→ **Written problem**: Present the data once more in exactly its original form.

>> begin The input

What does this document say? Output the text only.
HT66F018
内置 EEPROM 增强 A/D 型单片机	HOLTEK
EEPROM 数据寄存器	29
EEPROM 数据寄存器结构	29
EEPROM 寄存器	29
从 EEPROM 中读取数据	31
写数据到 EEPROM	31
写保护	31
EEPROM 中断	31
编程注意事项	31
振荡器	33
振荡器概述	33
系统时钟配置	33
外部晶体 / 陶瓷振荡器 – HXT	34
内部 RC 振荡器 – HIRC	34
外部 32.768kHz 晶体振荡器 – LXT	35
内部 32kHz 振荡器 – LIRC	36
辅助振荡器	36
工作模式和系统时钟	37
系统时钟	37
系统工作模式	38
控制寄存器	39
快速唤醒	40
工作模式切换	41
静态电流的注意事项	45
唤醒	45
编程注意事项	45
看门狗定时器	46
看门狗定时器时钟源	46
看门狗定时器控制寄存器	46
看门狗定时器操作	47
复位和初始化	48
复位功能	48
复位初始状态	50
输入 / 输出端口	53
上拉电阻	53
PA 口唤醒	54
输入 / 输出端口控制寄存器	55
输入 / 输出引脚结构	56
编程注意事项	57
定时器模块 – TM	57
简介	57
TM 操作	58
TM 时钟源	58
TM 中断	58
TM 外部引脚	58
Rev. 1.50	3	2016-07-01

>> end The input

→ **Expected answer**:
What does this document say? Output the text only.
HT66F018
内置 EEPROM 增强 A/D 型单片机	HOLTEK
EEPROM 数据寄存器	29
EEPROM 数据寄存器结构	29
EEPROM 寄存器	29
从 EEPROM 中读取数据	31
写数据到 EEPROM	31
写保护	31
EEPROM 中断	31
编程注意事项	31
振荡器	33
振荡器概述	33
系统时钟配置	33
外部晶体 / 陶瓷振荡器 – HXT	34
内部 RC 振荡器 – HIRC	34
外部 32.768kHz 晶体振荡器 – LXT	35
内部 32kHz 振荡器 – LIRC	36
辅助振荡器	36
工作模式和系统时钟	37
系统时钟	37
系统工作模式	38
控制寄存器	39
快速唤醒	40
工作模式切换	41
静态电流的注意事项	45
唤醒	45
编程注意事项	45
看门狗定时器	46
看门狗定时器时钟源	46
看门狗定时器控制寄存器	46
看门狗定时器操作	47
复位和初始化	48
复位功能	48
复位初始状态	50
输入 / 输出端口	53
上拉电阻	53
PA 口唤醒	54
输入 / 输出端口控制寄存器	55
输入 / 输出引脚结构	56
编程注意事项	57
定时器模块 – TM	57
简介	57
TM 操作	58
TM 时钟源	58
TM 中断	58
TM 外部引脚	58
Rev. 1.50	3	2016-07-01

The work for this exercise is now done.